━━━ SOURCE INFORMATION
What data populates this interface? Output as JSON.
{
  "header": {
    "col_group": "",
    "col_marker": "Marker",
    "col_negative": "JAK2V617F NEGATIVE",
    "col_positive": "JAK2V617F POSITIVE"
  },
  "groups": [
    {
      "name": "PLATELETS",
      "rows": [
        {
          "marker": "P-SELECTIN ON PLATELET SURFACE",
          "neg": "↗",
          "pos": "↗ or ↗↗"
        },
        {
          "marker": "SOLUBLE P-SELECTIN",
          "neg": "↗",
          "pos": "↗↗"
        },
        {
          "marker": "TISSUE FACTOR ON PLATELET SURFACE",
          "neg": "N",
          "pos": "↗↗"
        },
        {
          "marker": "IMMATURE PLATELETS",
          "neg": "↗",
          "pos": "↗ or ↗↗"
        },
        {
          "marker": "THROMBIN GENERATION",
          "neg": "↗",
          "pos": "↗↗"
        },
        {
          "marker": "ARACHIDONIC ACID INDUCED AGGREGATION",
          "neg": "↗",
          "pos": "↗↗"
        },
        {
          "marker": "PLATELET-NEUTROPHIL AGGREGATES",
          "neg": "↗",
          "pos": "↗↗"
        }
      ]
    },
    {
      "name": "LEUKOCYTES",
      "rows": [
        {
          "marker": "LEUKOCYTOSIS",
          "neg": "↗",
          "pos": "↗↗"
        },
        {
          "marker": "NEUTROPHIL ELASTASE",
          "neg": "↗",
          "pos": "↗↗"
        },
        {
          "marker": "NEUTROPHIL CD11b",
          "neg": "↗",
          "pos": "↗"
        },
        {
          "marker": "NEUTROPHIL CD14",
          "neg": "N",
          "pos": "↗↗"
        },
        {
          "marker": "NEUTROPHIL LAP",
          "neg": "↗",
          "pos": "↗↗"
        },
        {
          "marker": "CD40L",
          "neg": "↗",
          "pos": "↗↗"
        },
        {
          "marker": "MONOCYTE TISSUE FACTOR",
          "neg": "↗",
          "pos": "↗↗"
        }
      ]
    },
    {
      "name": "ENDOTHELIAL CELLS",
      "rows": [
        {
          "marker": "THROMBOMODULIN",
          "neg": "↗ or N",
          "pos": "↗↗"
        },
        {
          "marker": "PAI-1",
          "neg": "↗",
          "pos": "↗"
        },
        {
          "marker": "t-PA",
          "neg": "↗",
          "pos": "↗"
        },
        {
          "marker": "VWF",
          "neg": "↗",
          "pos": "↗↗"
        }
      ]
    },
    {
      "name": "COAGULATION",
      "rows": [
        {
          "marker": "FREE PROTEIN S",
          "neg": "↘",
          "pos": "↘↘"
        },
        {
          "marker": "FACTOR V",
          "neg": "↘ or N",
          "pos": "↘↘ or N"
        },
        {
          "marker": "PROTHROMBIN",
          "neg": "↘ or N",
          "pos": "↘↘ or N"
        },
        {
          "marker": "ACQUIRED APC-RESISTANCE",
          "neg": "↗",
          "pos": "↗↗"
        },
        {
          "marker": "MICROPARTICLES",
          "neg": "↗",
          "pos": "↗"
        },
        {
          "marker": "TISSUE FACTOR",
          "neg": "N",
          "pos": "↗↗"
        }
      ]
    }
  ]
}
━━━━━━
• **ABOUT THIS TASK**
The full set of entries must be restated exactly, with none omitted.

• **WRITTEN ANSWER**
What data populates this interface? Output as JSON.
{
  "header": {
    "col_group": "",
    "col_marker": "Marker",
    "col_negative": "JAK2V617F NEGATIVE",
    "col_positive": "JAK2V617F POSITIVE"
  },
  "groups": [
    {
      "name": "PLATELETS",
      "rows": [
        {
          "marker": "P-SELECTIN ON PLATELET SURFACE",
          "neg": "↗",
          "pos": "↗ or ↗↗"
        },
        {
          "marker": "SOLUBLE P-SELECTIN",
          "neg": "↗",
          "pos": "↗↗"
        },
        {
          "marker": "TISSUE FACTOR ON PLATELET SURFACE",
          "neg": "N",
          "pos": "↗↗"
        },
        {
          "marker": "IMMATURE PLATELETS",
          "neg": "↗",
          "pos": "↗ or ↗↗"
        },
        {
          "marker": "THROMBIN GENERATION",
          "neg": "↗",
          "pos": "↗↗"
        },
        {
          "marker": "ARACHIDONIC ACID INDUCED AGGREGATION",
          "neg": "↗",
          "pos": "↗↗"
        },
        {
          "marker": "PLATELET-NEUTROPHIL AGGREGATES",
          "neg": "↗",
          "pos": "↗↗"
        }
      ]
    },
    {
      "name": "LEUKOCYTES",
      "rows": [
        {
          "marker": "LEUKOCYTOSIS",
          "neg": "↗",
          "pos": "↗↗"
        },
        {
          "marker": "NEUTROPHIL ELASTASE",
          "neg": "↗",
          "pos": "↗↗"
        },
        {
          "marker": "NEUTROPHIL CD11b",
          "neg": "↗",
          "pos": "↗"
        },
        {
          "marker": "NEUTROPHIL CD14",
          "neg": "N",
          "pos": "↗↗"
        },
        {
          "marker": "NEUTROPHIL LAP",
          "neg": "↗",
          "pos": "↗↗"
        },
        {
          "marker": "CD40L",
          "neg": "↗",
          "pos": "↗↗"
        },
        {
          "marker": "MONOCYTE TISSUE FACTOR",
          "neg": "↗",
          "pos": "↗↗"
        }
      ]
    },
    {
      "name": "ENDOTHELIAL CELLS",
      "rows": [
        {
          "marker": "THROMBOMODULIN",
          "neg": "↗ or N",
          "pos": "↗↗"
        },
        {
          "marker": "PAI-1",
          "neg": "↗",
          "pos": "↗"
        },
        {
          "marker": "t-PA",
          "neg": "↗",
          "pos": "↗"
        },
        {
          "marker": "VWF",
          "neg": "↗",
          "pos": "↗↗"
        }
      ]
    },
    {
      "name": "COAGULATION",
      "rows": [
        {
          "marker": "FREE PROTEIN S",
          "neg": "↘",
          "pos": "↘↘"
        },
        {
          "marker": "FACTOR V",
          "neg": "↘ or N",
          "pos": "↘↘ or N"
        },
        {
          "marker": "PROTHROMBIN",
          "neg": "↘ or N",
          "pos": "↘↘ or N"
        },
        {
          "marker": "ACQUIRED APC-RESISTANCE",
          "neg": "↗",
          "pos": "↗↗"
        },
        {
          "marker": "MICROPARTICLES",
          "neg": "↗",
          "pos": "↗"
        },
        {
          "marker": "TISSUE FACTOR",
          "neg": "N",
          "pos": "↗↗"
        }
      ]
    }
  ]
}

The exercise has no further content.